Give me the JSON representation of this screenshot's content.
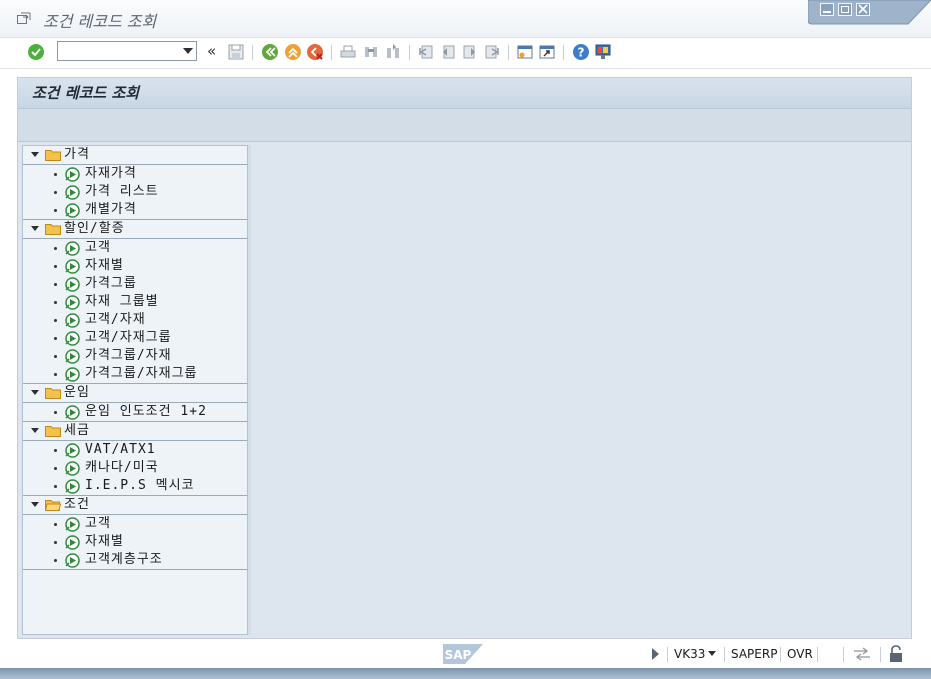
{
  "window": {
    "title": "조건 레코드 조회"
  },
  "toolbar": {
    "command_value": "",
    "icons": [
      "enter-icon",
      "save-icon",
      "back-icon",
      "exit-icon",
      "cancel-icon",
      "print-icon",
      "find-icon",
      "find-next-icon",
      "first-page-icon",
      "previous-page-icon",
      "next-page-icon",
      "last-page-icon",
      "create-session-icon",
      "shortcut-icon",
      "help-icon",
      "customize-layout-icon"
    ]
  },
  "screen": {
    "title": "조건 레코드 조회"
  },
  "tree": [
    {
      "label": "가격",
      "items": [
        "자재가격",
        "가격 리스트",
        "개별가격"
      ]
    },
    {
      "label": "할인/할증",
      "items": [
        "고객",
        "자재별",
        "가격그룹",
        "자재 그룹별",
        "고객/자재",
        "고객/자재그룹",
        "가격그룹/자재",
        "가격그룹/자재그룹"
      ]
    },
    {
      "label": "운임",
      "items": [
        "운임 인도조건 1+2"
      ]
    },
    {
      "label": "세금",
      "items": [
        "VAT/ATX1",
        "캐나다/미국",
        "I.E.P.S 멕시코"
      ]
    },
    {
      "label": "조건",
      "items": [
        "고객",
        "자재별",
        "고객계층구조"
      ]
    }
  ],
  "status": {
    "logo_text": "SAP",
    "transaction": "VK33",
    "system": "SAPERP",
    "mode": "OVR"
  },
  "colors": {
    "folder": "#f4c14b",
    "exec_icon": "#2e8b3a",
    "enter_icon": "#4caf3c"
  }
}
━━━━━━
Reproduce the whole listing word for word, setting aside any pictures.

Result of this exercise:
Give me the JSON representation of this screenshot's content.
{
  "window": {
    "title": "조건 레코드 조회"
  },
  "toolbar": {
    "command_value": "",
    "icons": [
      "enter-icon",
      "save-icon",
      "back-icon",
      "exit-icon",
      "cancel-icon",
      "print-icon",
      "find-icon",
      "find-next-icon",
      "first-page-icon",
      "previous-page-icon",
      "next-page-icon",
      "last-page-icon",
      "create-session-icon",
      "shortcut-icon",
      "help-icon",
      "customize-layout-icon"
    ]
  },
  "screen": {
    "title": "조건 레코드 조회"
  },
  "tree": [
    {
      "label": "가격",
      "items": [
        "자재가격",
        "가격 리스트",
        "개별가격"
      ]
    },
    {
      "label": "할인/할증",
      "items": [
        "고객",
        "자재별",
        "가격그룹",
        "자재 그룹별",
        "고객/자재",
        "고객/자재그룹",
        "가격그룹/자재",
        "가격그룹/자재그룹"
      ]
    },
    {
      "label": "운임",
      "items": [
        "운임 인도조건 1+2"
      ]
    },
    {
      "label": "세금",
      "items": [
        "VAT/ATX1",
        "캐나다/미국",
        "I.E.P.S 멕시코"
      ]
    },
    {
      "label": "조건",
      "items": [
        "고객",
        "자재별",
        "고객계층구조"
      ]
    }
  ],
  "status": {
    "logo_text": "SAP",
    "transaction": "VK33",
    "system": "SAPERP",
    "mode": "OVR"
  },
  "colors": {
    "folder": "#f4c14b",
    "exec_icon": "#2e8b3a",
    "enter_icon": "#4caf3c"
  }
}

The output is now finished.